# Listed records
'''

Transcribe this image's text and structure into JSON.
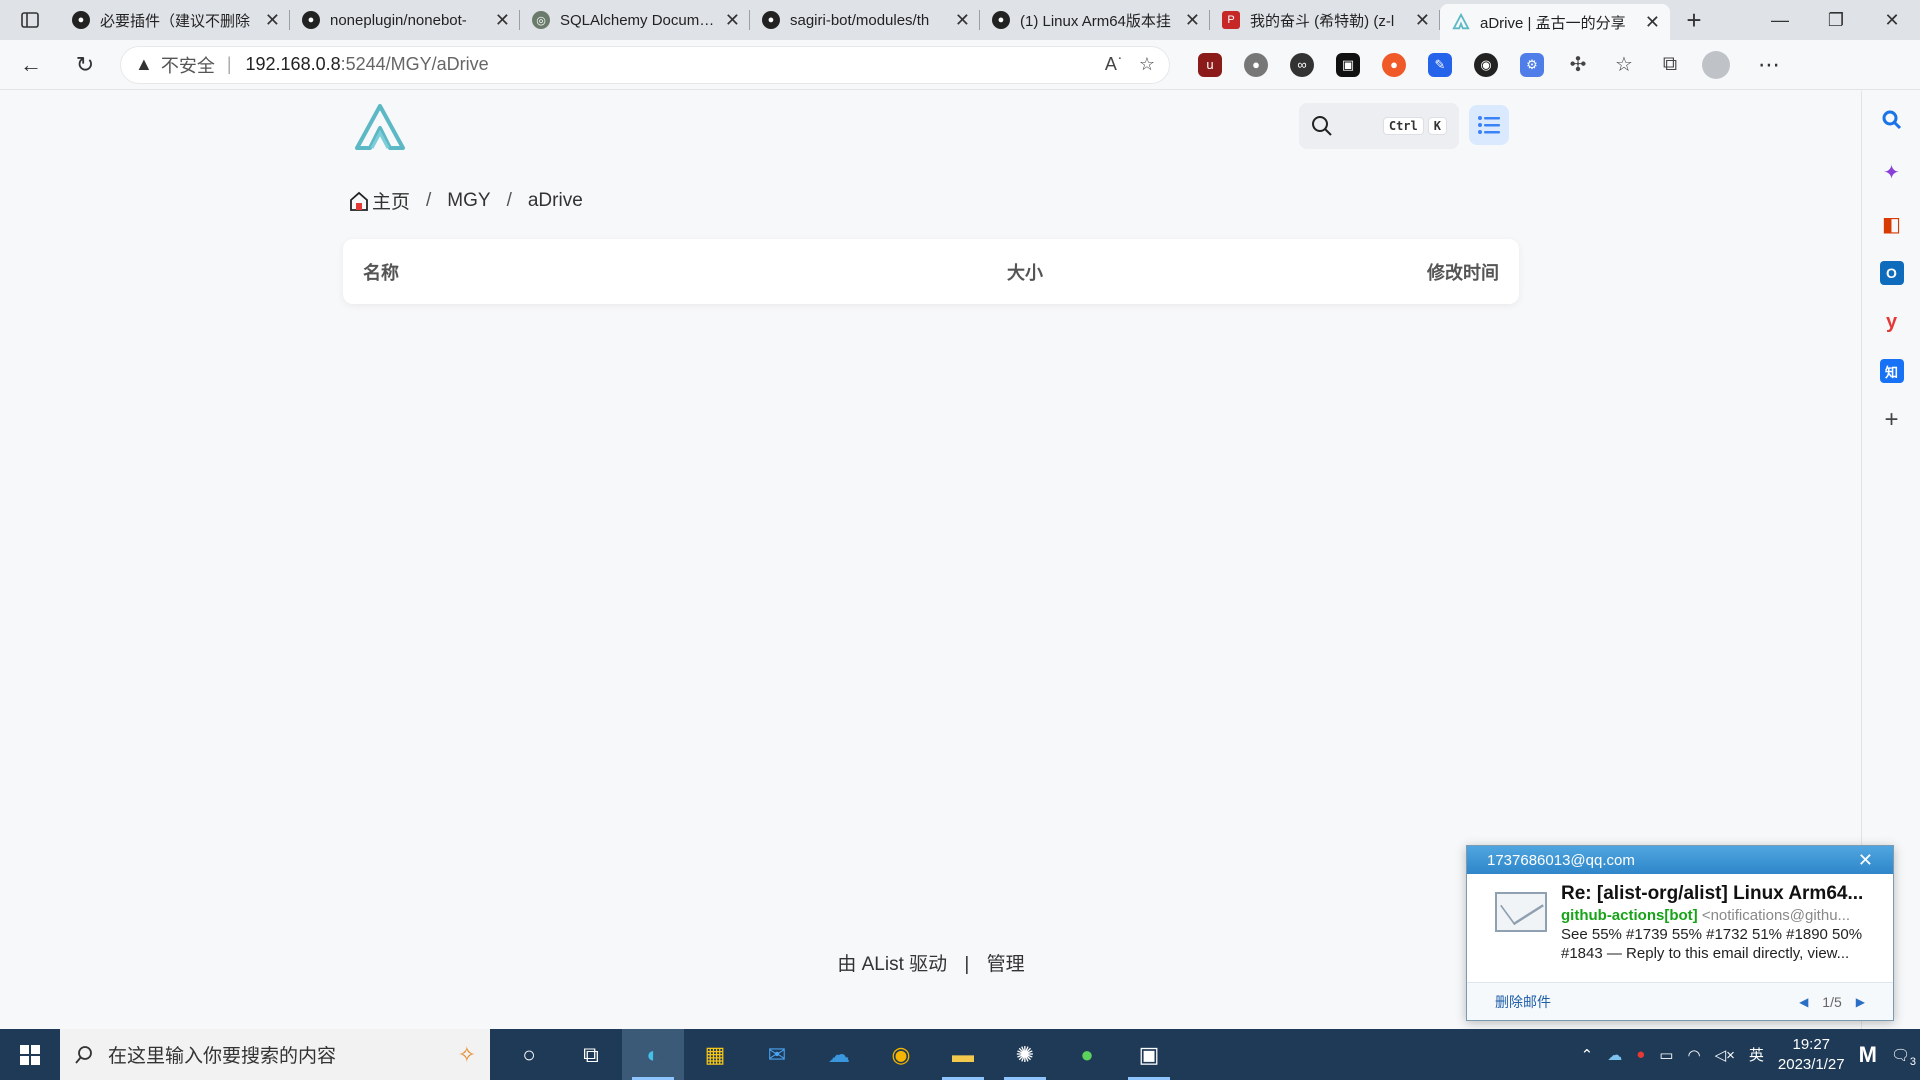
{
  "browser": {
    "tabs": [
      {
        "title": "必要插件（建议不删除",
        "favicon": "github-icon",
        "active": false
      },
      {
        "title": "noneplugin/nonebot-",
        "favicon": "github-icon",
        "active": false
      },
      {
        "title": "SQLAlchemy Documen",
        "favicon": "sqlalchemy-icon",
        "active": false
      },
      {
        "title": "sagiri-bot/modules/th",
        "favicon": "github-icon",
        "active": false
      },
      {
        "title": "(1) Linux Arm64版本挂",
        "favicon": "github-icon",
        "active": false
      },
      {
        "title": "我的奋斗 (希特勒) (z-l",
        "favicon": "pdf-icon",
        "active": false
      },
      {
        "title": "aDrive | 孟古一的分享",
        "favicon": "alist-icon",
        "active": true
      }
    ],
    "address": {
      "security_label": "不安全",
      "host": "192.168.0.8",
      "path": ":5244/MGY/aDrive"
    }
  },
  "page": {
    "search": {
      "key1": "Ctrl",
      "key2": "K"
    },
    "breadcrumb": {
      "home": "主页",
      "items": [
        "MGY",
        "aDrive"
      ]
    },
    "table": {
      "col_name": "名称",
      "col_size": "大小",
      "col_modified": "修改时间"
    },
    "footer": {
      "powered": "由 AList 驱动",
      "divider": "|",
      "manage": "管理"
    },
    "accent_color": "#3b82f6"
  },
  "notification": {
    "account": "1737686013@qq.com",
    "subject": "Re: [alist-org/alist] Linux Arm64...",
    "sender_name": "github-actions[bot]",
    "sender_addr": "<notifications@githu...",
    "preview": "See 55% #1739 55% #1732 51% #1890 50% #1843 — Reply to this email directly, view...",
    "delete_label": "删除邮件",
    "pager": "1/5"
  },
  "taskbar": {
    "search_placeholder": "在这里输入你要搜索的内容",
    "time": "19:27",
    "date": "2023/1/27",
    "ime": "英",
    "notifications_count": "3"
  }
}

'''
'''

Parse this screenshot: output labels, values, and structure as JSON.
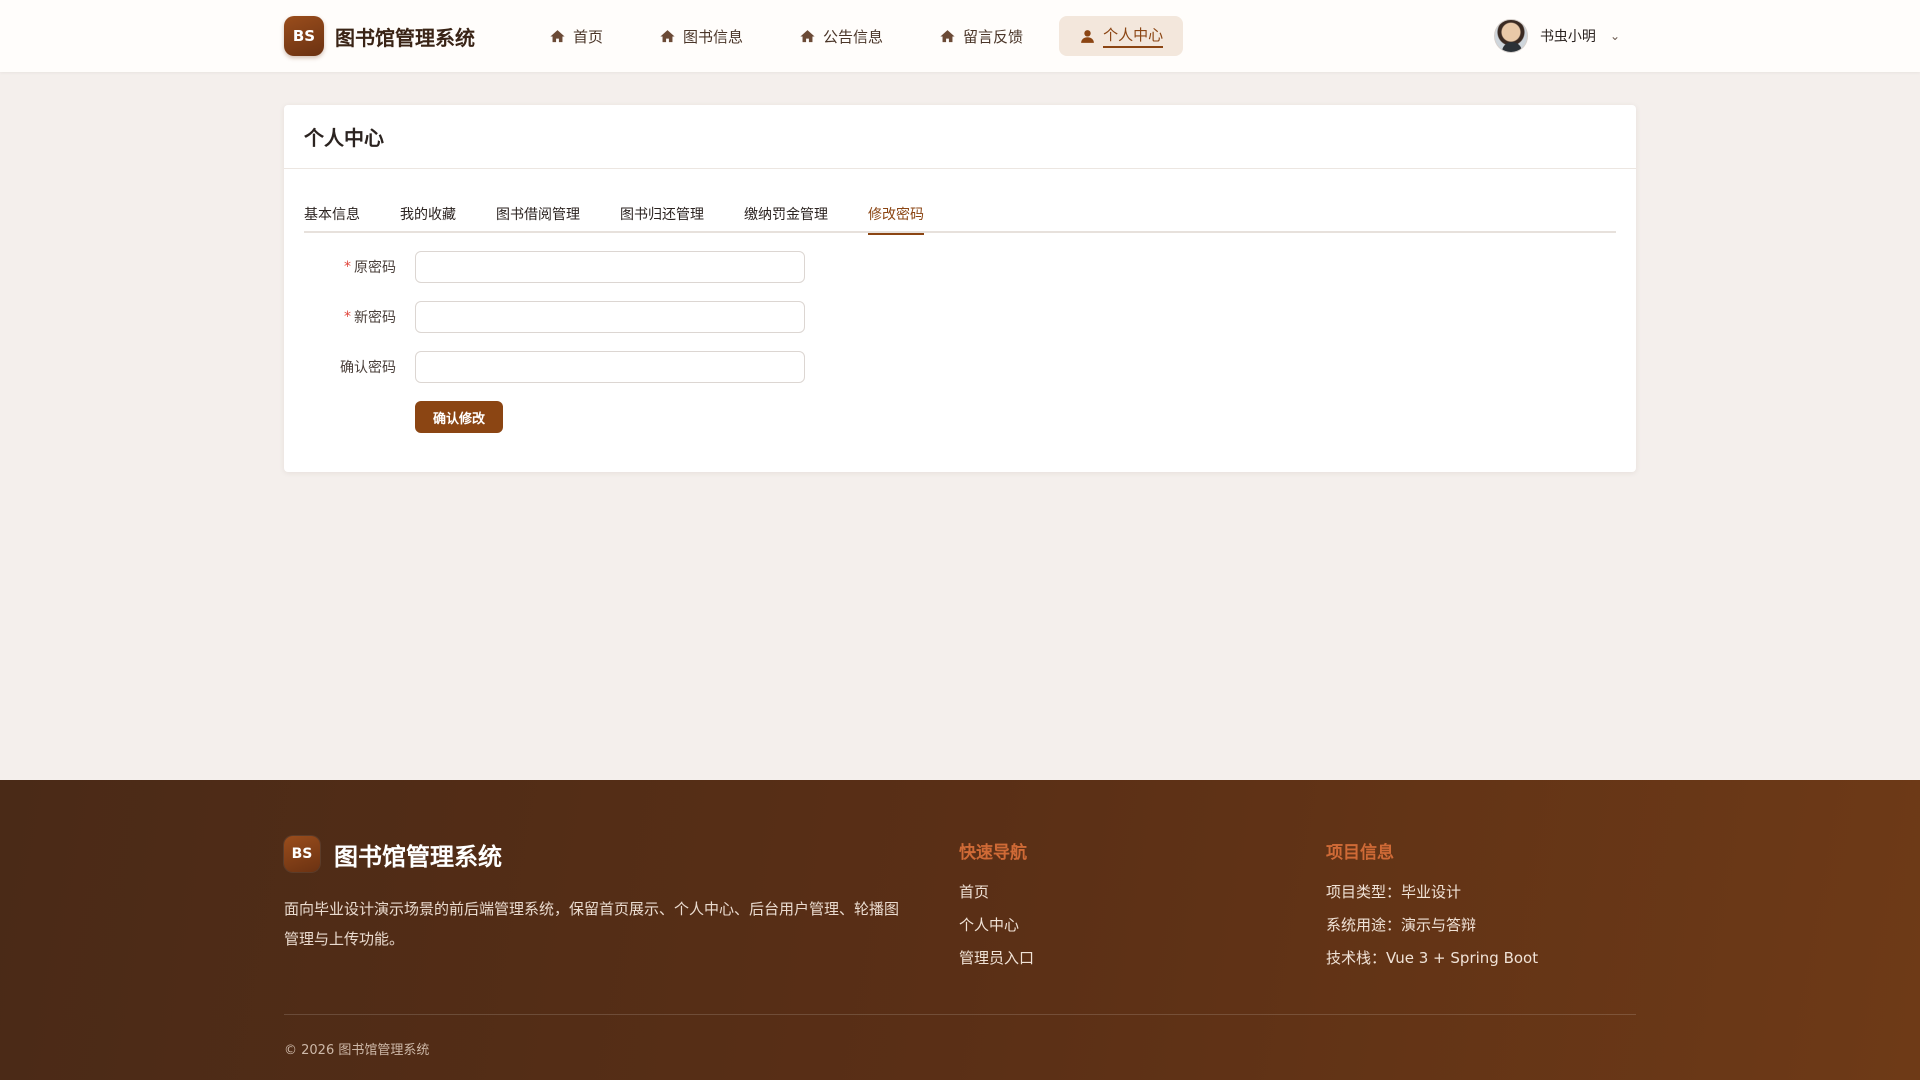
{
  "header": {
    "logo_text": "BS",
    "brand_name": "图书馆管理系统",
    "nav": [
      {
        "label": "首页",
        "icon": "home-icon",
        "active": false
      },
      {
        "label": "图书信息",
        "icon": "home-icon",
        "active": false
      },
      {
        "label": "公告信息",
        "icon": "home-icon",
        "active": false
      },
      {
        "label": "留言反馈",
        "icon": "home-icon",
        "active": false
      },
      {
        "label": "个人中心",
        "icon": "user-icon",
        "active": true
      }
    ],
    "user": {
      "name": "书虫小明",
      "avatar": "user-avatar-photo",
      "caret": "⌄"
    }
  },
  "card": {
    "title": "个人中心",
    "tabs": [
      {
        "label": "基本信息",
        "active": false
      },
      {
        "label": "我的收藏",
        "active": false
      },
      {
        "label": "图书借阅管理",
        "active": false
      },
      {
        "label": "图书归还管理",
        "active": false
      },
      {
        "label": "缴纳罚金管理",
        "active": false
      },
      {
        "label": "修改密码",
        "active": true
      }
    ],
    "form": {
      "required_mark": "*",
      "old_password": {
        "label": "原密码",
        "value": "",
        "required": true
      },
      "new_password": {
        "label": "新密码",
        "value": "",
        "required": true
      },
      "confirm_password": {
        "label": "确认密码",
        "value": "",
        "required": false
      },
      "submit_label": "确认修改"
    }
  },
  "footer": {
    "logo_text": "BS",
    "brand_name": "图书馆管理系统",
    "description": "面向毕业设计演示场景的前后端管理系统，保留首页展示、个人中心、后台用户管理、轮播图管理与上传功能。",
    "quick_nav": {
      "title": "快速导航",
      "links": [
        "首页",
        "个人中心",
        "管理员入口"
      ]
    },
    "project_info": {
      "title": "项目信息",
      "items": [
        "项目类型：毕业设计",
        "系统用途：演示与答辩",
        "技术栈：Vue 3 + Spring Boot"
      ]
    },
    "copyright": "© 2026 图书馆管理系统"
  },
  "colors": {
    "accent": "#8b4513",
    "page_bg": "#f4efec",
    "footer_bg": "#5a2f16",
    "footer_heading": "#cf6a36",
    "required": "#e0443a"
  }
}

'''

# Task objective
Report the number of lines that contain "个人中心", with no other words.

# Exercise answer
4